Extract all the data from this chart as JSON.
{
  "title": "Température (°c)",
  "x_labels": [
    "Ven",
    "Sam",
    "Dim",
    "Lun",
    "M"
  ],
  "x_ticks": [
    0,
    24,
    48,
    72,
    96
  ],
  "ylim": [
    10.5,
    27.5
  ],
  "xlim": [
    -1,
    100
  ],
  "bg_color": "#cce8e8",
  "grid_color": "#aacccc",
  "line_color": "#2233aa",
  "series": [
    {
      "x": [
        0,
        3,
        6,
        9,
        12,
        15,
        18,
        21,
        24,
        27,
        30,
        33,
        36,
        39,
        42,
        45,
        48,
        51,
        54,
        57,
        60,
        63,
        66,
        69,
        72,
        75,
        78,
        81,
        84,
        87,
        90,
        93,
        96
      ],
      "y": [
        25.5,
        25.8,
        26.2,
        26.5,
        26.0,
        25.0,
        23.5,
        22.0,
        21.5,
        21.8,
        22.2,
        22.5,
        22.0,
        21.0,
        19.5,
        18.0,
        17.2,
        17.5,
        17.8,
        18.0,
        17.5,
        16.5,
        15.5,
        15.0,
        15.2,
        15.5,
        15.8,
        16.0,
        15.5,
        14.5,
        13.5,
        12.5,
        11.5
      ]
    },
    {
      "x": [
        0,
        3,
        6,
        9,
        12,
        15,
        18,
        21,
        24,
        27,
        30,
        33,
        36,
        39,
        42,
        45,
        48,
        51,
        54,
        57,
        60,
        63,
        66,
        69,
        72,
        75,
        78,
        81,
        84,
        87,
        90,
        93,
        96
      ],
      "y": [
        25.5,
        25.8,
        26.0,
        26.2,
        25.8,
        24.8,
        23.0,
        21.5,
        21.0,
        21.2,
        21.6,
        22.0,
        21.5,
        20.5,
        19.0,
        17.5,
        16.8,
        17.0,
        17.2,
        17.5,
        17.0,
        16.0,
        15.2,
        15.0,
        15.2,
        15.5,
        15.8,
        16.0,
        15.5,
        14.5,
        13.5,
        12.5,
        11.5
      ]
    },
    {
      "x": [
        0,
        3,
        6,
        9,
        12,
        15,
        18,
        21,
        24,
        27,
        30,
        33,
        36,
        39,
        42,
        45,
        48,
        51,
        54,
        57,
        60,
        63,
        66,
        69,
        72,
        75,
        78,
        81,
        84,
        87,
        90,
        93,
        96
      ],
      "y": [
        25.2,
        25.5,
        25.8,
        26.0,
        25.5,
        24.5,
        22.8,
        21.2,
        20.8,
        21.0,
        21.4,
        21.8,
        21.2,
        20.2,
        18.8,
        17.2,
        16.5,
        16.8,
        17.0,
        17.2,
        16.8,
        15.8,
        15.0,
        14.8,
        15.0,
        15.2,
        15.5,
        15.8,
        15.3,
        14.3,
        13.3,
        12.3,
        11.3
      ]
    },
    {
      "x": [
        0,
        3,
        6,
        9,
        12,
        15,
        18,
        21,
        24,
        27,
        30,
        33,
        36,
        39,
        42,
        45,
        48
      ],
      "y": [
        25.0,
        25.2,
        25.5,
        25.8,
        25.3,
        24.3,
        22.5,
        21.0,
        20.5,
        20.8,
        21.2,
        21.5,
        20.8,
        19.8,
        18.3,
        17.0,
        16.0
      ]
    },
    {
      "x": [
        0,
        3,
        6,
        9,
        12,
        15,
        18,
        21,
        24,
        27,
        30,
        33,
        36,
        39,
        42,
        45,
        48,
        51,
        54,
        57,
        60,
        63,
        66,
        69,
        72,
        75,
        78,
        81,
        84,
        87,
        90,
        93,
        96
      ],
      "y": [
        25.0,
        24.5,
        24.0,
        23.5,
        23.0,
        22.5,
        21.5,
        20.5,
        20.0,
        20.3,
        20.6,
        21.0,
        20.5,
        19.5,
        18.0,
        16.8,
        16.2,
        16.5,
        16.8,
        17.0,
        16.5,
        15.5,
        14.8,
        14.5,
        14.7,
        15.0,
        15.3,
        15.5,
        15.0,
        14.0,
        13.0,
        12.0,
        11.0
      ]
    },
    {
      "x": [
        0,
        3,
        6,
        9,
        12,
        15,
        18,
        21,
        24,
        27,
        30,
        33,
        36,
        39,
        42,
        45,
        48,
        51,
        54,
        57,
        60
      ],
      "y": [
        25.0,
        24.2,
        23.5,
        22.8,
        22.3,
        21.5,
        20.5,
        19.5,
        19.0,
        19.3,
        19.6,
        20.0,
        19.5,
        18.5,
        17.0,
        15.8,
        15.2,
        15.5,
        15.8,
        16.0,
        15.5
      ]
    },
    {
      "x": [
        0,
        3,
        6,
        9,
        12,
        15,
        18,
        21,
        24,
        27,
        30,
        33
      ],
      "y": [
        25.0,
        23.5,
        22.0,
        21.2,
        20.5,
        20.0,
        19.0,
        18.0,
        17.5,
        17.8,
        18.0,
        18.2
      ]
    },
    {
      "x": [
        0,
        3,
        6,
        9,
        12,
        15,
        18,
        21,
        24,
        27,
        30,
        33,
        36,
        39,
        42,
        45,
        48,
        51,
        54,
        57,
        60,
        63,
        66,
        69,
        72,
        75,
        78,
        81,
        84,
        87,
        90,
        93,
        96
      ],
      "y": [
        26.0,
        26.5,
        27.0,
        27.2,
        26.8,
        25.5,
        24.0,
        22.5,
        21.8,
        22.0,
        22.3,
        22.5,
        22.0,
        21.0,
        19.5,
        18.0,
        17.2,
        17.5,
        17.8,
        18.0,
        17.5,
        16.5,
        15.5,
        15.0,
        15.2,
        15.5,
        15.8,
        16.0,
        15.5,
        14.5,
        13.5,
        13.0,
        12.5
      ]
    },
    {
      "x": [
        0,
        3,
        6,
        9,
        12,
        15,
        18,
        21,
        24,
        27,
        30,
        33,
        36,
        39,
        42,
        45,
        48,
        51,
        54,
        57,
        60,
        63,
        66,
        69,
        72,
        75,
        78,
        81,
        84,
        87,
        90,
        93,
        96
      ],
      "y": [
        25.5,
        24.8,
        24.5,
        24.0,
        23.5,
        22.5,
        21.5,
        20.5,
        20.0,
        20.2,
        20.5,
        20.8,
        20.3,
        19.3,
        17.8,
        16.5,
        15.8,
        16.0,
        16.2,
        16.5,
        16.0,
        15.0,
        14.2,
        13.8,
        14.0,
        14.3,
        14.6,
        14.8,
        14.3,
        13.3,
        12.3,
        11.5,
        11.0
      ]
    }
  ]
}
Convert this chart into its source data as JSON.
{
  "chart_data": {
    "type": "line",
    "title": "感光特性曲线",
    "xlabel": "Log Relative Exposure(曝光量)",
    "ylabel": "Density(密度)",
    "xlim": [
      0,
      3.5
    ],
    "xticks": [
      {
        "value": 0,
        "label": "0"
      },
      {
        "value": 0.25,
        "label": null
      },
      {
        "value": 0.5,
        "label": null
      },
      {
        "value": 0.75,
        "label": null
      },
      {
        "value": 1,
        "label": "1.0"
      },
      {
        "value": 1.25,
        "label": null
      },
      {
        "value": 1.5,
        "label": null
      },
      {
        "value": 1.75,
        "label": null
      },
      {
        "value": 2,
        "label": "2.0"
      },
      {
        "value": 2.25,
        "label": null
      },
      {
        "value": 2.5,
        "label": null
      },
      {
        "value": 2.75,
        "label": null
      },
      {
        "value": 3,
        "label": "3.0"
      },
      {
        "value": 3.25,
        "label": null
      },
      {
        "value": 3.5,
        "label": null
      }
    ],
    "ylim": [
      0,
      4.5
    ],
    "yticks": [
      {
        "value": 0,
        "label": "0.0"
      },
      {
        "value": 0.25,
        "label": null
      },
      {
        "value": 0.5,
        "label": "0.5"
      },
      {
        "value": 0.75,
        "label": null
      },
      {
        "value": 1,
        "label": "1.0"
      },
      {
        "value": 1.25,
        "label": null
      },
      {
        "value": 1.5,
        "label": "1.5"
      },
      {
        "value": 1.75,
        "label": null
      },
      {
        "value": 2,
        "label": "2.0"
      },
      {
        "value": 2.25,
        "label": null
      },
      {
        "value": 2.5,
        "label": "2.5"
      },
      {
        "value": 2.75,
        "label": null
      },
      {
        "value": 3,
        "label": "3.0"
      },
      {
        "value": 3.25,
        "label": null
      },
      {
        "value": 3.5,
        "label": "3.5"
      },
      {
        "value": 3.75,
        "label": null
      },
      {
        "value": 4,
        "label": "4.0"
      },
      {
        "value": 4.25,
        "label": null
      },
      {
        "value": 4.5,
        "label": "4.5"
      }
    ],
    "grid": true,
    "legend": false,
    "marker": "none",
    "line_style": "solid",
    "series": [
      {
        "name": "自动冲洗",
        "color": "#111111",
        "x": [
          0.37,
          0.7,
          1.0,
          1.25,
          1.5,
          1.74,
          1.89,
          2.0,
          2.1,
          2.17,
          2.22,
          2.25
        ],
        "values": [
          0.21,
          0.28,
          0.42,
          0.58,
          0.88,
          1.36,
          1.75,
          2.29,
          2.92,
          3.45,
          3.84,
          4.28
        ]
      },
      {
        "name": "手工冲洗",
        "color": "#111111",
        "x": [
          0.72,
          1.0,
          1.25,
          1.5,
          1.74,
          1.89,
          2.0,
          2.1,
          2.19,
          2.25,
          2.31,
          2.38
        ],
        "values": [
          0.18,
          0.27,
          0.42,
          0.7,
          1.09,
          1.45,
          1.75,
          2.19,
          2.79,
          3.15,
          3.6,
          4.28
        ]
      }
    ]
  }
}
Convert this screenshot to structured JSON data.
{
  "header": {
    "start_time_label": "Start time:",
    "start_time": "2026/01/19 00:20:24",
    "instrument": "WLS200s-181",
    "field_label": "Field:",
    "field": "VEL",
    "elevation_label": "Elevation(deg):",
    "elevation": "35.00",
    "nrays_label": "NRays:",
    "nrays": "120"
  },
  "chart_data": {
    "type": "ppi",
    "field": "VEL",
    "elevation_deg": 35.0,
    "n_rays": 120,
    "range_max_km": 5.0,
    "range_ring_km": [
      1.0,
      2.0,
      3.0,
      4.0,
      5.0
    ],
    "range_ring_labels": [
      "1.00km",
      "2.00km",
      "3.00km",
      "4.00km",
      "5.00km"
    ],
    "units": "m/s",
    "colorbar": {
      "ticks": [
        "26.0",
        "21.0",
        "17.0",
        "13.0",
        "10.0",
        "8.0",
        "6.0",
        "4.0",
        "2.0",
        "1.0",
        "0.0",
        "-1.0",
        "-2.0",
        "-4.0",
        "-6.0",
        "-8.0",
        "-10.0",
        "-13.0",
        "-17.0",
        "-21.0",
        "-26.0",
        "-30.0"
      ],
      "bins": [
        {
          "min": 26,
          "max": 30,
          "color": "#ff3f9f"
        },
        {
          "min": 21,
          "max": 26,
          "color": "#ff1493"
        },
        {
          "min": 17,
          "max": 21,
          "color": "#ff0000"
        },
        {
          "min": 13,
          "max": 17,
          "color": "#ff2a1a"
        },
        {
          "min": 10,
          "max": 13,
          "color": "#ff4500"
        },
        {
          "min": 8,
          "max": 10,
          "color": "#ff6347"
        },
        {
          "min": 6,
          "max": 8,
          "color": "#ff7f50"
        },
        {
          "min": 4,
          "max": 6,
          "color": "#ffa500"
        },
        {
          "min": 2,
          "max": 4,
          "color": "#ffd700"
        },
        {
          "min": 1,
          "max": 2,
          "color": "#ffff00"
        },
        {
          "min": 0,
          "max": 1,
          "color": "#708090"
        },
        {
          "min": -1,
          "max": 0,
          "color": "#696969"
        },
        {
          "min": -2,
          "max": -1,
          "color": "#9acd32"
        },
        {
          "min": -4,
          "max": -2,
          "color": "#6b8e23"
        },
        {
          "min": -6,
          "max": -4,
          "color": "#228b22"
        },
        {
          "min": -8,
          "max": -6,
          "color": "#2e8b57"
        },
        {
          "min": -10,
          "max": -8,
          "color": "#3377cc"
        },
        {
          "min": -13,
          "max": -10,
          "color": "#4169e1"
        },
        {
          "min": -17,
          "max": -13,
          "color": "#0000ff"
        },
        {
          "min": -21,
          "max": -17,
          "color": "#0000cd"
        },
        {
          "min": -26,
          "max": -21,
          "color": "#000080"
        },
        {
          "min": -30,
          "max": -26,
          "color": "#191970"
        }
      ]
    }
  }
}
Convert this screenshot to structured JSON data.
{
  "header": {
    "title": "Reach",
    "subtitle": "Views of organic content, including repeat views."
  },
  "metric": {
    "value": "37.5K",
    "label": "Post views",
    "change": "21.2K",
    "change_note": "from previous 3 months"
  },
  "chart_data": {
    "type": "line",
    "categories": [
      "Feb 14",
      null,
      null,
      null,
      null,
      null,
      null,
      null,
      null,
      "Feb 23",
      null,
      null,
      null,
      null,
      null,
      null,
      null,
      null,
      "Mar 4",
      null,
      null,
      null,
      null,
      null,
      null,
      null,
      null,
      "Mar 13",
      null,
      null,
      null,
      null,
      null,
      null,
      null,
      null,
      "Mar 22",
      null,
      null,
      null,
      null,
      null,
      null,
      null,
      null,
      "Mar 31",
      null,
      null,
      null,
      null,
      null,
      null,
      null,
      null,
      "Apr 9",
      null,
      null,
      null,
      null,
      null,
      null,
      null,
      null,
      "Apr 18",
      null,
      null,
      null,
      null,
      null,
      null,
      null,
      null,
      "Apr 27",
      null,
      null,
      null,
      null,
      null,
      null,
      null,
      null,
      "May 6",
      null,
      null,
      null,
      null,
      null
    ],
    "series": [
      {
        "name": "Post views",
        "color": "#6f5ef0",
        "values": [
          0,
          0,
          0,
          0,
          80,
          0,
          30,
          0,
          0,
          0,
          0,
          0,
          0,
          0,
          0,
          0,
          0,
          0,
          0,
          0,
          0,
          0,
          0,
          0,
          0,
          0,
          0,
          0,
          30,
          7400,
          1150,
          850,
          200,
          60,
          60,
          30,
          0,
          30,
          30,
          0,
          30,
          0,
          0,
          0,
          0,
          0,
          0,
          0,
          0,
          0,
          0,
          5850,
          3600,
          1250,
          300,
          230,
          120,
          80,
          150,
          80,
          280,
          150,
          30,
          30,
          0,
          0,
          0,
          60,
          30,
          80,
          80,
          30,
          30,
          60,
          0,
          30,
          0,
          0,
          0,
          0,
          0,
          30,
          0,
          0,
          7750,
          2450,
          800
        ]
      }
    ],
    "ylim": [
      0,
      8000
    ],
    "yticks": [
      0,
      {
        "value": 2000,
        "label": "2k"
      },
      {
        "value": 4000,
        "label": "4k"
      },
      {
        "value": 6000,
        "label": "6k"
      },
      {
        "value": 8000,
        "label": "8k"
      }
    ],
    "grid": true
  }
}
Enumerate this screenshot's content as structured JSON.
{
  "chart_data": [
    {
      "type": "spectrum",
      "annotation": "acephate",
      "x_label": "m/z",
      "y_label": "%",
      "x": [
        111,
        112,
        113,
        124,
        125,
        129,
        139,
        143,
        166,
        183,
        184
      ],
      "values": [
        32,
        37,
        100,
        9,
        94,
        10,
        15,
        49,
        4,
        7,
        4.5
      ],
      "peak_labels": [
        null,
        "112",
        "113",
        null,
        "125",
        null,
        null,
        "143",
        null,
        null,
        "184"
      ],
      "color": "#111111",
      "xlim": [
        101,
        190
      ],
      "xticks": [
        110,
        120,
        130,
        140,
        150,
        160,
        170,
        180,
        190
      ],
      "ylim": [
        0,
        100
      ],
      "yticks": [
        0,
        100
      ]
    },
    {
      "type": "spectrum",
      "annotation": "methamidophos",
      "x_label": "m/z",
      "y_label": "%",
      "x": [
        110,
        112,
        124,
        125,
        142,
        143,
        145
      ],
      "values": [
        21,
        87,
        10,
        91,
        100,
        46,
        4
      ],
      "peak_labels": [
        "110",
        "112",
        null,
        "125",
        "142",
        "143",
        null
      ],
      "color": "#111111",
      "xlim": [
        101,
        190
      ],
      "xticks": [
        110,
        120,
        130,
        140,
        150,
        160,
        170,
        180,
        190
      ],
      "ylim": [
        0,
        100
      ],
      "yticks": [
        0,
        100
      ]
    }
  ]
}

******

*Job*
Pick out lines containing the word "this", each one as written.

*Task output*
Extract all the data from this chart as JSON.
Convert this chart into its source data as JSON.
Convert this screenshot to structured JSON data.
Convert this screenshot to structured JSON data.
Enumerate this screenshot's content as structured JSON.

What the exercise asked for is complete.